» **Direction**: Locate and copy each line in the data that contains the word "Large".

» **Dataset records**:
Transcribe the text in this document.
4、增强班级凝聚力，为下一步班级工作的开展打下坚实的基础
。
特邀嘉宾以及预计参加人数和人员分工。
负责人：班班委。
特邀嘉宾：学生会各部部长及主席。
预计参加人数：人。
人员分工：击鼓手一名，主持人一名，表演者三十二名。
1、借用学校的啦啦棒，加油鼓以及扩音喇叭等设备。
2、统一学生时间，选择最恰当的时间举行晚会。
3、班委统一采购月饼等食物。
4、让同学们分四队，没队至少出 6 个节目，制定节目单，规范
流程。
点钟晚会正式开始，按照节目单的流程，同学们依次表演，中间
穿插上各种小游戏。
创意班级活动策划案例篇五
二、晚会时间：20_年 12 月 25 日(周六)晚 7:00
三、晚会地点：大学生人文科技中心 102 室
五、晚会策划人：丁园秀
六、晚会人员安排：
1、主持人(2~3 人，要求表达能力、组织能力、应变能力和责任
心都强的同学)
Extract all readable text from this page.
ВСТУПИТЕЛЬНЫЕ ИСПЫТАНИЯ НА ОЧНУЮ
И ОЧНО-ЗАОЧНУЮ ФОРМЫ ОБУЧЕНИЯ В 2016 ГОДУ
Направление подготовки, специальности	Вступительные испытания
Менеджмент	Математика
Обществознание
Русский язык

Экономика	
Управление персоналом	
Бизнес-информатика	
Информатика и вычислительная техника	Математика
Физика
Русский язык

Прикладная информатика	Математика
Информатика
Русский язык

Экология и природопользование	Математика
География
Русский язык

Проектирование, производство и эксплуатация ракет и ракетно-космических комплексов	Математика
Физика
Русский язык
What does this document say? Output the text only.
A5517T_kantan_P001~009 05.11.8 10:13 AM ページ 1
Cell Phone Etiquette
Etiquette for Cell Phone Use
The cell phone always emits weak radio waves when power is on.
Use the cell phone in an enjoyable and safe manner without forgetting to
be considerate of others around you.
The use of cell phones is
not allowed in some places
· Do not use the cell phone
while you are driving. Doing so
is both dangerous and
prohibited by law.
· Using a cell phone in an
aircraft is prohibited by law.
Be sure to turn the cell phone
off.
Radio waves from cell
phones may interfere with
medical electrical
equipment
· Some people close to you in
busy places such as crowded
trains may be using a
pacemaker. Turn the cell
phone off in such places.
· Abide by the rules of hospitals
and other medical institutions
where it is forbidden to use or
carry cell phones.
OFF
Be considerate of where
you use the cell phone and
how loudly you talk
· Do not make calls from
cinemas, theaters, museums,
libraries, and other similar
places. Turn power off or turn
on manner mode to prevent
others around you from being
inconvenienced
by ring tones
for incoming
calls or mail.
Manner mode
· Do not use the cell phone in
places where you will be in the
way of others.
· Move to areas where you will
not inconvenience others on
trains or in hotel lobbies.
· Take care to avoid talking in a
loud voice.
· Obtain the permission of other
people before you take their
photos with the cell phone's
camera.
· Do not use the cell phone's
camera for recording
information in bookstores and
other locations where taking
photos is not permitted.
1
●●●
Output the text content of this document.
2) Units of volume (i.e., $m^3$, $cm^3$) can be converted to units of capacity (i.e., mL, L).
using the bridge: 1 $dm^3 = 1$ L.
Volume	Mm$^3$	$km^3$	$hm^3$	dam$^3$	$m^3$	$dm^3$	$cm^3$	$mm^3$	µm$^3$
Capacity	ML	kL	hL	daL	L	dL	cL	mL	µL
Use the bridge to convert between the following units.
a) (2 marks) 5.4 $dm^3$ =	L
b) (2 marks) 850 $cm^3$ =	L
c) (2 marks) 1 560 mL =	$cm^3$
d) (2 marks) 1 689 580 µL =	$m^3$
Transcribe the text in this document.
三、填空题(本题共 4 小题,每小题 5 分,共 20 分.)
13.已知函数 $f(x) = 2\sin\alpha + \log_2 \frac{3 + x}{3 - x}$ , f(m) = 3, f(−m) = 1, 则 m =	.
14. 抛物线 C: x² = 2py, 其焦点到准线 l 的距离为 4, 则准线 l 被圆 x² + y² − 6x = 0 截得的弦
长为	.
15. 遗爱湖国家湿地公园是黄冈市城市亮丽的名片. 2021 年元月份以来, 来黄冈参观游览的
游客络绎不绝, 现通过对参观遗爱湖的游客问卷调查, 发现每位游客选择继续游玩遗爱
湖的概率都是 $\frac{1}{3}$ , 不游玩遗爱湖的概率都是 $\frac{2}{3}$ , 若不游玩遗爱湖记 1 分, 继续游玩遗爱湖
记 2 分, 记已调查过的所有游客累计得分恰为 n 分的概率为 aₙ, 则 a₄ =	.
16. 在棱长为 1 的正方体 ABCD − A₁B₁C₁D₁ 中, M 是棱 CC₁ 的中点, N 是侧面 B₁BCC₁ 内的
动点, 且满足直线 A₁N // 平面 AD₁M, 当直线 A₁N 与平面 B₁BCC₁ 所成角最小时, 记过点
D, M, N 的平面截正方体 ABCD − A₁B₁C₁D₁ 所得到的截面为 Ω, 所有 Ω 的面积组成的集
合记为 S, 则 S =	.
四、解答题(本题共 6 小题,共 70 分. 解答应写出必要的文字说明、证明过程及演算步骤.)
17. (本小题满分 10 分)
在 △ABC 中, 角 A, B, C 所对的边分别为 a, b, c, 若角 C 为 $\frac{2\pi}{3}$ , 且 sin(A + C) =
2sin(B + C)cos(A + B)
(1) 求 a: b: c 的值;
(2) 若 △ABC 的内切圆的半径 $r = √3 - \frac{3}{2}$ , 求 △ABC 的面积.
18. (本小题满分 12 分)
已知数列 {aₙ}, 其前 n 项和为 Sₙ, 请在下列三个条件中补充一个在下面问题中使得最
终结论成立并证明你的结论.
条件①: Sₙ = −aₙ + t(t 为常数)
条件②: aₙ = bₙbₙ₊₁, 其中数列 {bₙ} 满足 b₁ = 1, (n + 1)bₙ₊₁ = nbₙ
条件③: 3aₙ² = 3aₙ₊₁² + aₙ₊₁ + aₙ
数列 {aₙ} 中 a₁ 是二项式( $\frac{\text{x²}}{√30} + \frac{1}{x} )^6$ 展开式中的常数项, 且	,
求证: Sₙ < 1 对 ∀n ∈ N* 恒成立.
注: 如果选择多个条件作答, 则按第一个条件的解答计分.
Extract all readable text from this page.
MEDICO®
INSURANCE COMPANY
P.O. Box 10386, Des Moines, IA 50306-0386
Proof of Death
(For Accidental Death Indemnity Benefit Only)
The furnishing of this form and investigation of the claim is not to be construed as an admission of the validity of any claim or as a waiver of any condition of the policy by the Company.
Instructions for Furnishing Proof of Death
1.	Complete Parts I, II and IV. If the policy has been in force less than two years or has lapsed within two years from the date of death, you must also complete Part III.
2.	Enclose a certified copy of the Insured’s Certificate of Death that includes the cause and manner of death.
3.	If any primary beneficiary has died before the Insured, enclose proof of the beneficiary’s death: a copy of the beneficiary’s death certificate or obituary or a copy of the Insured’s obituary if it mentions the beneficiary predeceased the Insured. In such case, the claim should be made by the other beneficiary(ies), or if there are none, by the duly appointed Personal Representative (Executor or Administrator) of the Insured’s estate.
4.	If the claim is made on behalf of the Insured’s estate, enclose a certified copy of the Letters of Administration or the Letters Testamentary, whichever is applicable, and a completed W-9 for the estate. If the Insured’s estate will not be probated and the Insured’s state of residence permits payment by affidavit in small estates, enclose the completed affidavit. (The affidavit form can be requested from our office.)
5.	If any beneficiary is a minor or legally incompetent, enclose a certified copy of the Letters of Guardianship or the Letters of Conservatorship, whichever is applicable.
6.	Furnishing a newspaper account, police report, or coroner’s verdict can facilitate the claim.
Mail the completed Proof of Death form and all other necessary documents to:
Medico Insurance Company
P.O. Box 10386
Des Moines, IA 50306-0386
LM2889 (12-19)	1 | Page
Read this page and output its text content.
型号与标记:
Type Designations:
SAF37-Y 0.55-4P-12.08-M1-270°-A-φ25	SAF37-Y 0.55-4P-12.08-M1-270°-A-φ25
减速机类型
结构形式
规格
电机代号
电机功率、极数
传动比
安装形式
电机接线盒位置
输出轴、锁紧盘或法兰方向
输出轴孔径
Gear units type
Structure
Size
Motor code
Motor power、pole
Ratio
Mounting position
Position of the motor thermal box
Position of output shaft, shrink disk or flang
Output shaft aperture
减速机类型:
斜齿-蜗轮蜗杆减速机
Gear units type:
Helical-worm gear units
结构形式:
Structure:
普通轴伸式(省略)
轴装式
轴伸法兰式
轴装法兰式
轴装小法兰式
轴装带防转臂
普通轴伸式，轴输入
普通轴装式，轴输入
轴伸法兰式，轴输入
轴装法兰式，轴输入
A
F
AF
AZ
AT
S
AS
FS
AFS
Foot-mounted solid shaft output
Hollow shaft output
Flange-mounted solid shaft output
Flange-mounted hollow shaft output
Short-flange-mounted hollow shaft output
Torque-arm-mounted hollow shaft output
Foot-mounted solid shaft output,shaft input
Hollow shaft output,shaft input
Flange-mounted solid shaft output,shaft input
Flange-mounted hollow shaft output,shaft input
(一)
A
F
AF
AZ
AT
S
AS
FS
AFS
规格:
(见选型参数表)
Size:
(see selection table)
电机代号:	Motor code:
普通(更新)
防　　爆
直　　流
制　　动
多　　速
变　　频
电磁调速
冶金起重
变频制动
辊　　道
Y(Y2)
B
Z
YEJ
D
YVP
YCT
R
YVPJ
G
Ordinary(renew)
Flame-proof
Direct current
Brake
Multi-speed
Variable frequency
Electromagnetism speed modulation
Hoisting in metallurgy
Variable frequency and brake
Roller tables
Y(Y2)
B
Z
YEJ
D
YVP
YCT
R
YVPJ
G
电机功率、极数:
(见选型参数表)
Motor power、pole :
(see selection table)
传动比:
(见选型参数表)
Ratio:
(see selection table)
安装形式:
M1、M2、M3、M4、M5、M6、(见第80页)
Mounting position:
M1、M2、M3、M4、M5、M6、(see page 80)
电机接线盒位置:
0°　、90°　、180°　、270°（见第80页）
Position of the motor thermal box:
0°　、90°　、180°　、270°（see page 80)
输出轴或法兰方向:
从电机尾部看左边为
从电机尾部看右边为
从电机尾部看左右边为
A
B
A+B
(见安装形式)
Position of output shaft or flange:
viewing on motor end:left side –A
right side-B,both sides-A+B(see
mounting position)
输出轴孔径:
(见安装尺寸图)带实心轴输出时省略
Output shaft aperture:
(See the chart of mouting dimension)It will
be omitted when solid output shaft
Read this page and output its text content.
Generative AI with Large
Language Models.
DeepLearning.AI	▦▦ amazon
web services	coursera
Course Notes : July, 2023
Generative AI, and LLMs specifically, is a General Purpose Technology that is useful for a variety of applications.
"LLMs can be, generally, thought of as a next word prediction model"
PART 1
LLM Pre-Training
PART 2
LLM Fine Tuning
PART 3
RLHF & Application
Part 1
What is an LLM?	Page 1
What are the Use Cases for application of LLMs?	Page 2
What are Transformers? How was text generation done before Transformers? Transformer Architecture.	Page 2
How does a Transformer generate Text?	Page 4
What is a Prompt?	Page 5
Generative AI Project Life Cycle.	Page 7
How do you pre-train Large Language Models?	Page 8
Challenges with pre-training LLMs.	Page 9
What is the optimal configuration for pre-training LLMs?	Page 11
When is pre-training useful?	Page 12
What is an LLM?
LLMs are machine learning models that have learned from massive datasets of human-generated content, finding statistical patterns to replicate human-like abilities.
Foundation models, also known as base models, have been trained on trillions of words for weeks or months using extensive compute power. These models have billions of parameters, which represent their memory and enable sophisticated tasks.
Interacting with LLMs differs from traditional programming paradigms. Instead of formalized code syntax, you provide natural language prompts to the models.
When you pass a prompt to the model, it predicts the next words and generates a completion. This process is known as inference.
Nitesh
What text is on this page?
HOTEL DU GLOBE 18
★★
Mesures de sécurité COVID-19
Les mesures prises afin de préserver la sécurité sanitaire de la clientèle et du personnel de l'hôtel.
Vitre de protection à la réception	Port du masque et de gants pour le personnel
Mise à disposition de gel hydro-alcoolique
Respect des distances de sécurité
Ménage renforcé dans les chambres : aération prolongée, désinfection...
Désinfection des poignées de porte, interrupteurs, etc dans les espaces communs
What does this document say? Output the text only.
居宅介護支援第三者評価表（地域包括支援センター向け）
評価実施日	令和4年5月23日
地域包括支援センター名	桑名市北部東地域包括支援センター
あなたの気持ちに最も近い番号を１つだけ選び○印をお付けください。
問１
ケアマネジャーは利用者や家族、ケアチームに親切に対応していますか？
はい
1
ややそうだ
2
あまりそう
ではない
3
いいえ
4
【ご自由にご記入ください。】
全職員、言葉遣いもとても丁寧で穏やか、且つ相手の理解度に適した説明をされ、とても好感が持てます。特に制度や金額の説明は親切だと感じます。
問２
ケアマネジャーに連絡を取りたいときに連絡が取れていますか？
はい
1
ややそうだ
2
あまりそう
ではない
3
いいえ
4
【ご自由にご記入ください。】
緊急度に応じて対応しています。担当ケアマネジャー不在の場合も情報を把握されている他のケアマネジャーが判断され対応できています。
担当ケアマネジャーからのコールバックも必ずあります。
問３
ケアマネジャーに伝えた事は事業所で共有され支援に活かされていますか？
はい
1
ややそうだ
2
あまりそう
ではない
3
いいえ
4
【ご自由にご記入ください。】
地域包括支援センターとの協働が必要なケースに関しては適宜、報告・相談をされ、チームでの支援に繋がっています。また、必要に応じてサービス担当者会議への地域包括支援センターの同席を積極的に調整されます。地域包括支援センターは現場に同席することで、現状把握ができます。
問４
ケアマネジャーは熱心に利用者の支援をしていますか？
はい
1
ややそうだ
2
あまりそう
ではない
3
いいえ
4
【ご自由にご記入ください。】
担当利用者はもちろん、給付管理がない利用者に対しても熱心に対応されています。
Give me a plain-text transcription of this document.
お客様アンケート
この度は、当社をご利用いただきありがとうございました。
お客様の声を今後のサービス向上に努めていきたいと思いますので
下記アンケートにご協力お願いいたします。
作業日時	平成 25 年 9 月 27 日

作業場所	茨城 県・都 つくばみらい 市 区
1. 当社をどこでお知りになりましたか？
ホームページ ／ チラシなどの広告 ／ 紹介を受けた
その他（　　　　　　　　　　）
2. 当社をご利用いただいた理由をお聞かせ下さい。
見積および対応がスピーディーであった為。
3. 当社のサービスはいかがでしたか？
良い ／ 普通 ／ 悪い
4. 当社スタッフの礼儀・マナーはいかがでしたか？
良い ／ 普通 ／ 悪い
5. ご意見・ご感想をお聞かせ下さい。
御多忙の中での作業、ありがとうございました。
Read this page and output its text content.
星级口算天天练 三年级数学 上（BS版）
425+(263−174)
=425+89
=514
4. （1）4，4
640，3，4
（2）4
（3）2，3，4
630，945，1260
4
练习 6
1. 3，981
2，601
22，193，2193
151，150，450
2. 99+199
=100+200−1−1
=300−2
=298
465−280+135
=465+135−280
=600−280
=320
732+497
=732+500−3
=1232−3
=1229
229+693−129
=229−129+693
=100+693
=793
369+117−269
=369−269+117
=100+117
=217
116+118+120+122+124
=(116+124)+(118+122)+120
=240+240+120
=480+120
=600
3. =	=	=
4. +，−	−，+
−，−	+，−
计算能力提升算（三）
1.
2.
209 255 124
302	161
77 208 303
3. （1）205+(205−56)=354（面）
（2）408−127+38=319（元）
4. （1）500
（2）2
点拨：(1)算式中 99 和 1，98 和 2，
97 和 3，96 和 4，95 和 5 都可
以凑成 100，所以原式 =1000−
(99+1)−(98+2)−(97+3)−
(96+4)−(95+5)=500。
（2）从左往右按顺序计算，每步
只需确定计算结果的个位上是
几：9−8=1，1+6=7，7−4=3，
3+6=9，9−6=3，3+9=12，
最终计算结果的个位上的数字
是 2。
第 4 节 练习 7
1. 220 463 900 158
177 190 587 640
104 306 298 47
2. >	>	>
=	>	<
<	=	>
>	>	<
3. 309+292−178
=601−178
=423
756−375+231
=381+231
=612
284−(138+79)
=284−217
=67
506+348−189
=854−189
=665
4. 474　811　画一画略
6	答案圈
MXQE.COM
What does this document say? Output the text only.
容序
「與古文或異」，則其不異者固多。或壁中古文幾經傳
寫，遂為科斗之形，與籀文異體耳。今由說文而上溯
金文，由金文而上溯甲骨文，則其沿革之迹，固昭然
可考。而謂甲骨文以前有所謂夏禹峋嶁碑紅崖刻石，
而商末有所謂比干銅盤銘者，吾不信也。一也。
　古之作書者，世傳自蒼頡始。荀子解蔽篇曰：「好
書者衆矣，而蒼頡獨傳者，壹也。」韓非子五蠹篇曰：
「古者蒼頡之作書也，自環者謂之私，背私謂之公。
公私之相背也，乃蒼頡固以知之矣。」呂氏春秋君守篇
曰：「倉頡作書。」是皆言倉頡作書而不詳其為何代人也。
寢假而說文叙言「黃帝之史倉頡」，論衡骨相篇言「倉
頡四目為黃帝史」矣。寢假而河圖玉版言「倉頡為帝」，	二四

» **Written response**:
Generative AI with Large
How do you pre-train Large Language Models?	Page 8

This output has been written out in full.